Exercise brief
Pull every line containing "ceVAE" from the entries.

Data to use
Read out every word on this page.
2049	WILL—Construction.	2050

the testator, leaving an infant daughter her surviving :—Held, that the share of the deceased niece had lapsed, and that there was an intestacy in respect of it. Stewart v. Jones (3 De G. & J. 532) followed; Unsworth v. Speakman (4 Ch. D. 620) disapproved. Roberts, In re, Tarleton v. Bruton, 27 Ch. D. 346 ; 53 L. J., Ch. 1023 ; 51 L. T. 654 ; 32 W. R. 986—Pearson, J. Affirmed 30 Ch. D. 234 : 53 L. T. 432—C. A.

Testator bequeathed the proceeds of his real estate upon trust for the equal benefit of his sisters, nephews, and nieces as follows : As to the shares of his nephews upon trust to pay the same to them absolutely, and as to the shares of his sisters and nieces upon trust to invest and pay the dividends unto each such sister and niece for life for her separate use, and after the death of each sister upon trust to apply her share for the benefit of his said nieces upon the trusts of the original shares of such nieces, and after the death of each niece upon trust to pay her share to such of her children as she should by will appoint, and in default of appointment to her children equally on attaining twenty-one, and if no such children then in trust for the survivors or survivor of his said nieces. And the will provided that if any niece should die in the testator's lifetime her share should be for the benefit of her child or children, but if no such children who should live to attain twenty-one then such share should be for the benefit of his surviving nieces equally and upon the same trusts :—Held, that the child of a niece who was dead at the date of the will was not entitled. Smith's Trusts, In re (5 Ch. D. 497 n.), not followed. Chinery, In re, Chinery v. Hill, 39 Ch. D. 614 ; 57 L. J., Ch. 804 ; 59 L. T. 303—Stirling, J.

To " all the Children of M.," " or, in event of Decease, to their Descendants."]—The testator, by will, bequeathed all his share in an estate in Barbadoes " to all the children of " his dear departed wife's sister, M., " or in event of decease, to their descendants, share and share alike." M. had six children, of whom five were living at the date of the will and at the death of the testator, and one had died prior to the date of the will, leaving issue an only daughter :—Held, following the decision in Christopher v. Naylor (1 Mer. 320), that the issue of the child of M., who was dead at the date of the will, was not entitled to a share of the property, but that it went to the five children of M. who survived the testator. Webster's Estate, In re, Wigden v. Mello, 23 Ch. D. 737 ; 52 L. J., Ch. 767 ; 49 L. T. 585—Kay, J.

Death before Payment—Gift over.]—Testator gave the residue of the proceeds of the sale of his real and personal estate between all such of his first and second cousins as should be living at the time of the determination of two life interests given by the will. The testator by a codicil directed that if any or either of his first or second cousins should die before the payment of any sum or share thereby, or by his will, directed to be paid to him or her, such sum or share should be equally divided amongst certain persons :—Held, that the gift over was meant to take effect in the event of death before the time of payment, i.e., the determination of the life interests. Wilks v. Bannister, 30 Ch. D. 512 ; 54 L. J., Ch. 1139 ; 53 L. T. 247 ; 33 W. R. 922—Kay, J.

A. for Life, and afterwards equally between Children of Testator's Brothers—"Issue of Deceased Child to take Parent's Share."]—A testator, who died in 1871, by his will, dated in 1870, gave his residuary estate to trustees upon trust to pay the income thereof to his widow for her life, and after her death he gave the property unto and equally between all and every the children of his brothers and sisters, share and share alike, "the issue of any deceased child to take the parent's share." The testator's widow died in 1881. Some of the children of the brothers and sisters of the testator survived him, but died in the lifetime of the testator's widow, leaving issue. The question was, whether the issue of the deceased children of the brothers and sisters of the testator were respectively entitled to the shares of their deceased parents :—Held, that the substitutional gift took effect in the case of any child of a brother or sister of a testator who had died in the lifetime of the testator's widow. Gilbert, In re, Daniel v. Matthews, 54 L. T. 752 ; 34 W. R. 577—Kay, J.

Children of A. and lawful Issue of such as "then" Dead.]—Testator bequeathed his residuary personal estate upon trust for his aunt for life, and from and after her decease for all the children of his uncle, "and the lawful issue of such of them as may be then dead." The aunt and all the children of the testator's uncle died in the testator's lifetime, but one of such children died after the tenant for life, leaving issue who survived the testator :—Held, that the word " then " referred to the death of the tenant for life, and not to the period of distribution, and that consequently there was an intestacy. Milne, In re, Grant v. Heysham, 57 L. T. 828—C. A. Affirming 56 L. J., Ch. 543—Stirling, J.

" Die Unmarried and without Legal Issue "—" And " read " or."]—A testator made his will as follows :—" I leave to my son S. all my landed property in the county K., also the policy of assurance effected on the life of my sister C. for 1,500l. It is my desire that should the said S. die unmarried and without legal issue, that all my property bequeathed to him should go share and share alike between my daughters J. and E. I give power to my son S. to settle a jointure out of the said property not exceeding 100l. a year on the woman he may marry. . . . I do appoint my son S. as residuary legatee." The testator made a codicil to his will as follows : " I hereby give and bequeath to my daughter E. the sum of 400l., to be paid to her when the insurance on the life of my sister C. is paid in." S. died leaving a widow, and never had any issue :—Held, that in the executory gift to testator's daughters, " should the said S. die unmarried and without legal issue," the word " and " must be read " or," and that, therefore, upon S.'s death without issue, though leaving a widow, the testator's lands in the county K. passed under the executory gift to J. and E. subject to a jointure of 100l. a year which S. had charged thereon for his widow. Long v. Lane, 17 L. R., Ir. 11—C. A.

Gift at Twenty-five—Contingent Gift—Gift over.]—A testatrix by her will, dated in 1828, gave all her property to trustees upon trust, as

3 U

==

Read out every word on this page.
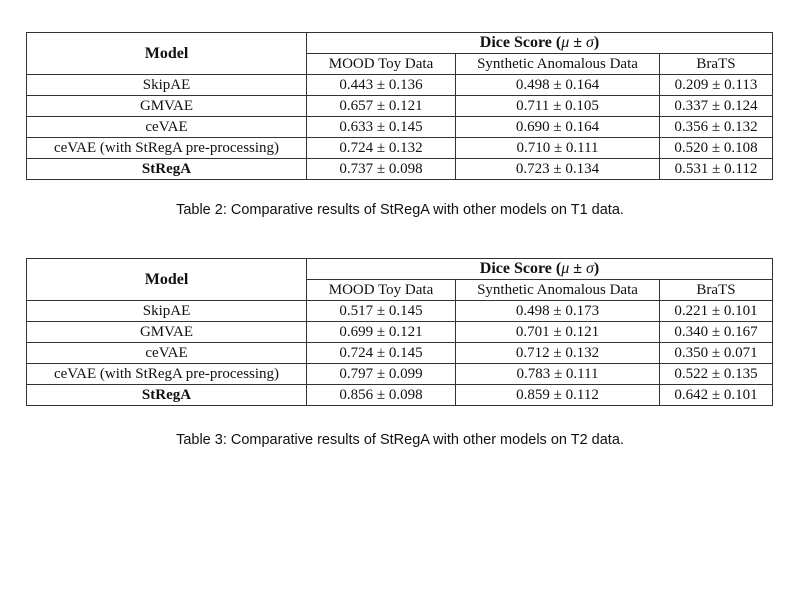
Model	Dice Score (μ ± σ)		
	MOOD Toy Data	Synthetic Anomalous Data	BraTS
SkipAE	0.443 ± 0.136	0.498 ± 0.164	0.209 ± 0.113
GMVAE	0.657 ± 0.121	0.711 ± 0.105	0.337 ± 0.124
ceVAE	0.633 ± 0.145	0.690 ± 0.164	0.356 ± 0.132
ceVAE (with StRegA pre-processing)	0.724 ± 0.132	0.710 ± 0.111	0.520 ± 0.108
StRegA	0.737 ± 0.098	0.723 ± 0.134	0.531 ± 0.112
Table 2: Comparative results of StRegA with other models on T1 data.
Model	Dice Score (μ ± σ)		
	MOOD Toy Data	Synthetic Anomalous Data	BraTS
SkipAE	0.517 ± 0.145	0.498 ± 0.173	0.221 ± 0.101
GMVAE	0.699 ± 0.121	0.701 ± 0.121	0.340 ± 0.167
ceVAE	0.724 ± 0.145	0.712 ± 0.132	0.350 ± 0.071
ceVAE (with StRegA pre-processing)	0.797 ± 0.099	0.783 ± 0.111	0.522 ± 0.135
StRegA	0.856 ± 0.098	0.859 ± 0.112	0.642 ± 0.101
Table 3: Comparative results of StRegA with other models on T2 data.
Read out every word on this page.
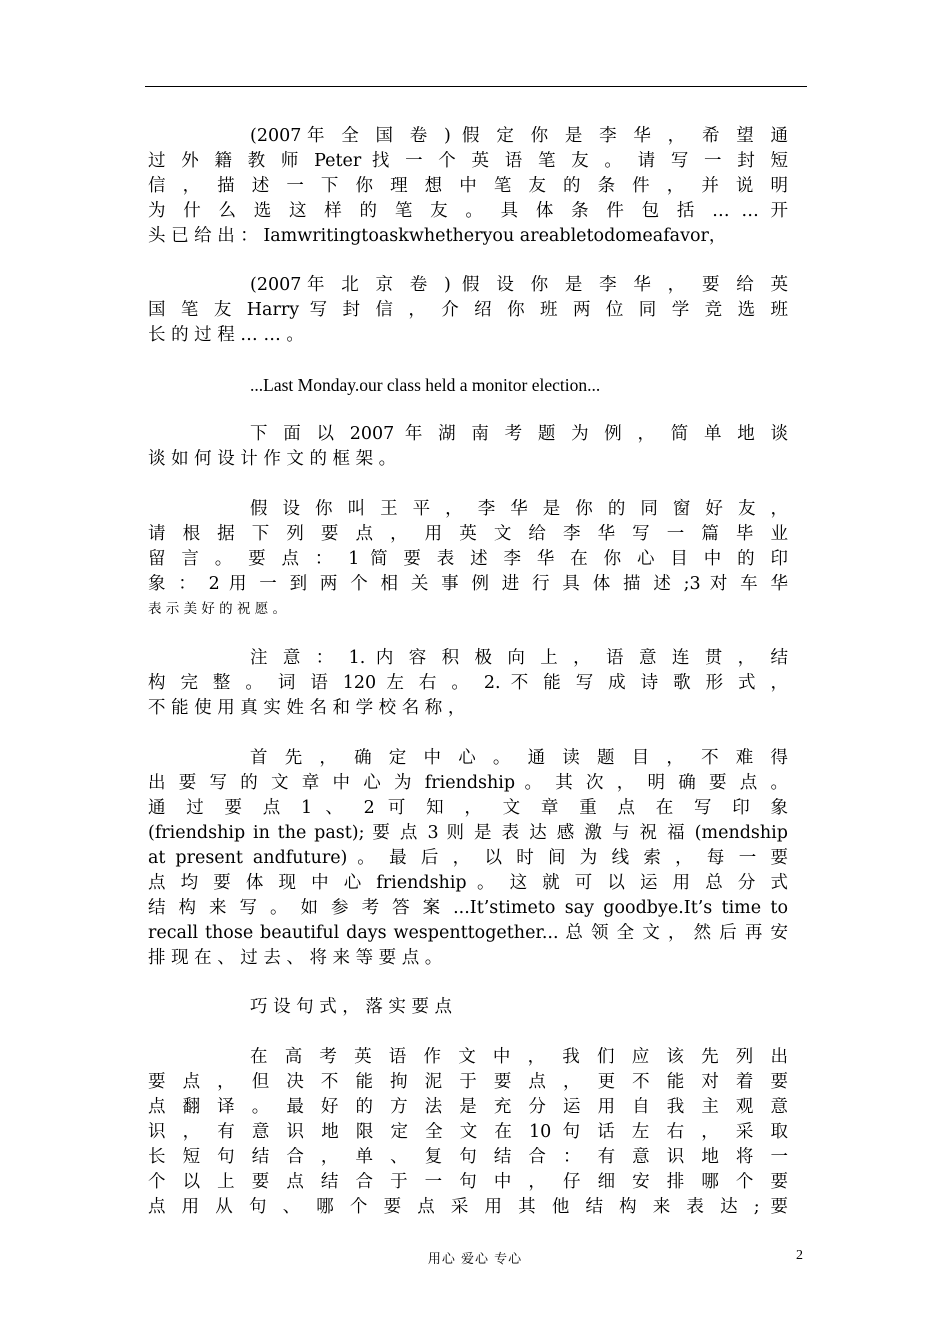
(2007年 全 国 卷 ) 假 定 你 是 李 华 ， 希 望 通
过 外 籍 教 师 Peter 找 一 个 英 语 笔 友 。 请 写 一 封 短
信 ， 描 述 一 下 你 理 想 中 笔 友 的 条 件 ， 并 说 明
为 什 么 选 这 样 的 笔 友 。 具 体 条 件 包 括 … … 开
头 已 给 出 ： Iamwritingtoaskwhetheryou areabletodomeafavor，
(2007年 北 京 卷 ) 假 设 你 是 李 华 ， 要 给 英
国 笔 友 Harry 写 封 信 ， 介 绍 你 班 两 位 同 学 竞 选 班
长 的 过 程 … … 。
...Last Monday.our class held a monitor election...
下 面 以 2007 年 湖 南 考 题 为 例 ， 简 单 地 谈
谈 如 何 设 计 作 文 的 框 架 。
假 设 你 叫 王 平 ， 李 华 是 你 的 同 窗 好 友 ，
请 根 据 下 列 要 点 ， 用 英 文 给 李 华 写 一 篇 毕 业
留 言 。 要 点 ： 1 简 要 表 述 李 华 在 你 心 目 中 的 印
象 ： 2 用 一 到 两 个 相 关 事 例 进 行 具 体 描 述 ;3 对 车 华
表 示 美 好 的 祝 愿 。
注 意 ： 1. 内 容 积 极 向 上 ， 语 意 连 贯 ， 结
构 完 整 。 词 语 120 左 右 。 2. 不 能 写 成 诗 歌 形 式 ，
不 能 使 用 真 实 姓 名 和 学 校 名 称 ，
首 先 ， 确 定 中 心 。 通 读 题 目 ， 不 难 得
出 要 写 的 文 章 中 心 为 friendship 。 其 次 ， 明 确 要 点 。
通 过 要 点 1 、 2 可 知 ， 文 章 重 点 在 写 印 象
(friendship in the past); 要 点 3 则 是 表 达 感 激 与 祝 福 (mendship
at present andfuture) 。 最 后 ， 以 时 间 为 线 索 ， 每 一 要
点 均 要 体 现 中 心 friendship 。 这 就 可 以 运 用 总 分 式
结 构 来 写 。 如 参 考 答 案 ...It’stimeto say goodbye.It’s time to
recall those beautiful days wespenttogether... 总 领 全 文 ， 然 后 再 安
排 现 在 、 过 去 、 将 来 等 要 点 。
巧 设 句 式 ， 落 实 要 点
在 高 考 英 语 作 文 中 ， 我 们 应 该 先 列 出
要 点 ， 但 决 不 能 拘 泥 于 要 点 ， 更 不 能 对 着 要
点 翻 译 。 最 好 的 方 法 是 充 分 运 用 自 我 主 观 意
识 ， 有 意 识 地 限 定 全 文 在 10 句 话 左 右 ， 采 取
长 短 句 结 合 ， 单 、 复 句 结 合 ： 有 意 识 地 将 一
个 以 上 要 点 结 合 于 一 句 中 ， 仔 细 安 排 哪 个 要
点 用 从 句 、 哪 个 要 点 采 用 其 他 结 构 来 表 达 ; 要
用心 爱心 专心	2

--

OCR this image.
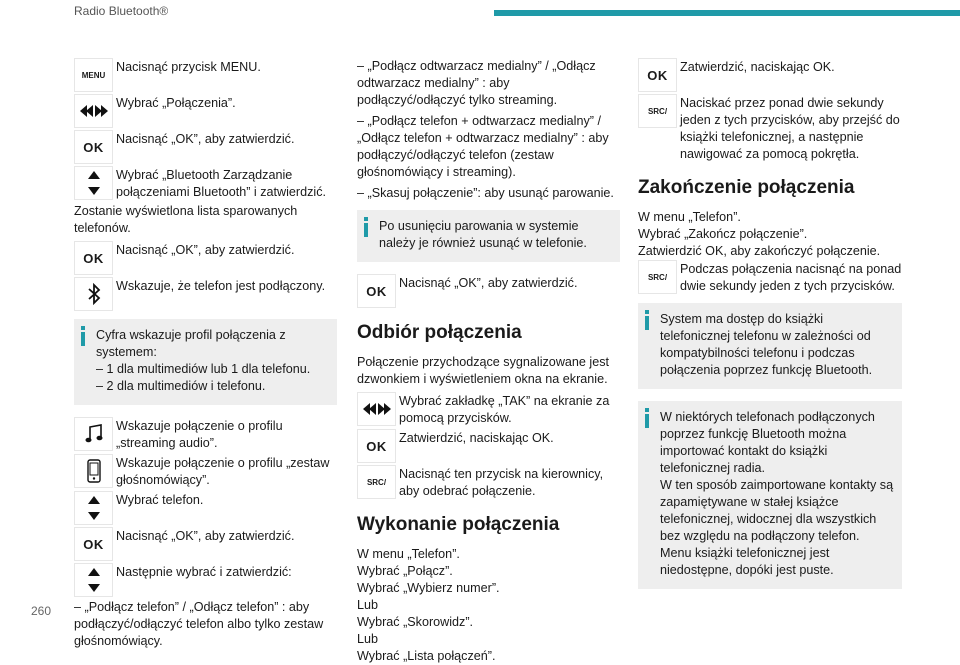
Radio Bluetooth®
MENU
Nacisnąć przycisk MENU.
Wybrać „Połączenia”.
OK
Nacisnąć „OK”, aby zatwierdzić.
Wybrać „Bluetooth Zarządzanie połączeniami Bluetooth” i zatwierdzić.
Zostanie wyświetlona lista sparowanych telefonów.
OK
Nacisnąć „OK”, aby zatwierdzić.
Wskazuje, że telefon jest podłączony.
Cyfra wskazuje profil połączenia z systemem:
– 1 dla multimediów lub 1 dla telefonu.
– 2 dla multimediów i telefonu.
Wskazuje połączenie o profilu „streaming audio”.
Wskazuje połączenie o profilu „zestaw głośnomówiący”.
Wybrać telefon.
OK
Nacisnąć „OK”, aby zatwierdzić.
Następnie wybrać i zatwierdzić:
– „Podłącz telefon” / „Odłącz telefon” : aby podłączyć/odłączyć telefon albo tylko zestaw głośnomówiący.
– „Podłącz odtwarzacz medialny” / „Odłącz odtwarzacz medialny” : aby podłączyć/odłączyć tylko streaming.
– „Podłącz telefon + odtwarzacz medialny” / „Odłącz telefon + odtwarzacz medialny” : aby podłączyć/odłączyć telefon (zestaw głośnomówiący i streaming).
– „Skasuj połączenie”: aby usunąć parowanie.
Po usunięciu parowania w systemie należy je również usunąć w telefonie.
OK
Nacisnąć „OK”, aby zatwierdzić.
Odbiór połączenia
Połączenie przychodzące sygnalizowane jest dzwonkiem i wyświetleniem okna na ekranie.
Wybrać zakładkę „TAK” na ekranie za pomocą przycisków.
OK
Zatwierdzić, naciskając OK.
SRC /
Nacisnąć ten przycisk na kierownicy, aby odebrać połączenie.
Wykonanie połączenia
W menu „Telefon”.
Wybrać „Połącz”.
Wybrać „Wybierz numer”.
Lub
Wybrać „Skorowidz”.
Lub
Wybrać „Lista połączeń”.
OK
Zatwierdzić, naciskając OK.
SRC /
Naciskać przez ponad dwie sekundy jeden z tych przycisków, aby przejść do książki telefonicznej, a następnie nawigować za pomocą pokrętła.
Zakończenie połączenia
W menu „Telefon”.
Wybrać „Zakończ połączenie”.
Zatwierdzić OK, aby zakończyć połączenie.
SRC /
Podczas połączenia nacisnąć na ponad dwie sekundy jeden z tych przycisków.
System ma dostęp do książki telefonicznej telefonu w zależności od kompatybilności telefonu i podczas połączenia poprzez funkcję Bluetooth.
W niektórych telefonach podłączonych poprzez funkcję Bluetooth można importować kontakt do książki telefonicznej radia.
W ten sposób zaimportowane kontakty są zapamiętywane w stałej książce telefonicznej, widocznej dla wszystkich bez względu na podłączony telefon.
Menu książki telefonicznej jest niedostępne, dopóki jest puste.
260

Complete answer
ceVAE	0.633 ± 0.145	0.690 ± 0.164	0.356 ± 0.132
ceVAE (with StRegA pre-processing)	0.724 ± 0.132	0.710 ± 0.111	0.520 ± 0.108
ceVAE	0.724 ± 0.145	0.712 ± 0.132	0.350 ± 0.071
ceVAE (with StRegA pre-processing)	0.797 ± 0.099	0.783 ± 0.111	0.522 ± 0.135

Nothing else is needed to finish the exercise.